#### [GOAL]
Single out each line with the word "Wooden" and copy it.

********

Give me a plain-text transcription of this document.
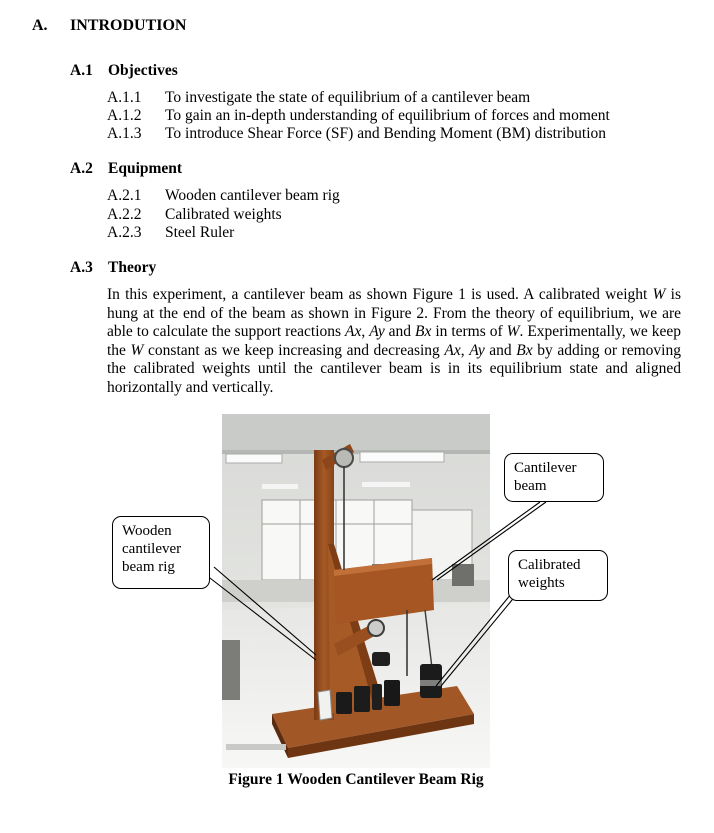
A. INTRODUTION
A.1 Objectives
A.1.1 To investigate the state of equilibrium of a cantilever beam
A.1.2 To gain an in-depth understanding of equilibrium of forces and moment
A.1.3 To introduce Shear Force (SF) and Bending Moment (BM) distribution
A.2 Equipment
A.2.1 Wooden cantilever beam rig
A.2.2 Calibrated weights
A.2.3 Steel Ruler
A.3 Theory
In this experiment, a cantilever beam as shown Figure 1 is used. A calibrated weight W is hung at the end of the beam as shown in Figure 2. From the theory of equilibrium, we are able to calculate the support reactions Ax, Ay and Bx in terms of W. Experimentally, we keep the W constant as we keep increasing and decreasing Ax, Ay and Bx by adding or removing the calibrated weights until the cantilever beam is in its equilibrium state and aligned horizontally and vertically.
Wooden cantilever beam rig
Cantilever beam
Calibrated weights
Figure 1 Wooden Cantilever Beam Rig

********

#### [SOLUTION TO THE EXERCISE]
A.2.1 Wooden cantilever beam rig
Wooden cantilever beam rig
Figure 1 Wooden Cantilever Beam Rig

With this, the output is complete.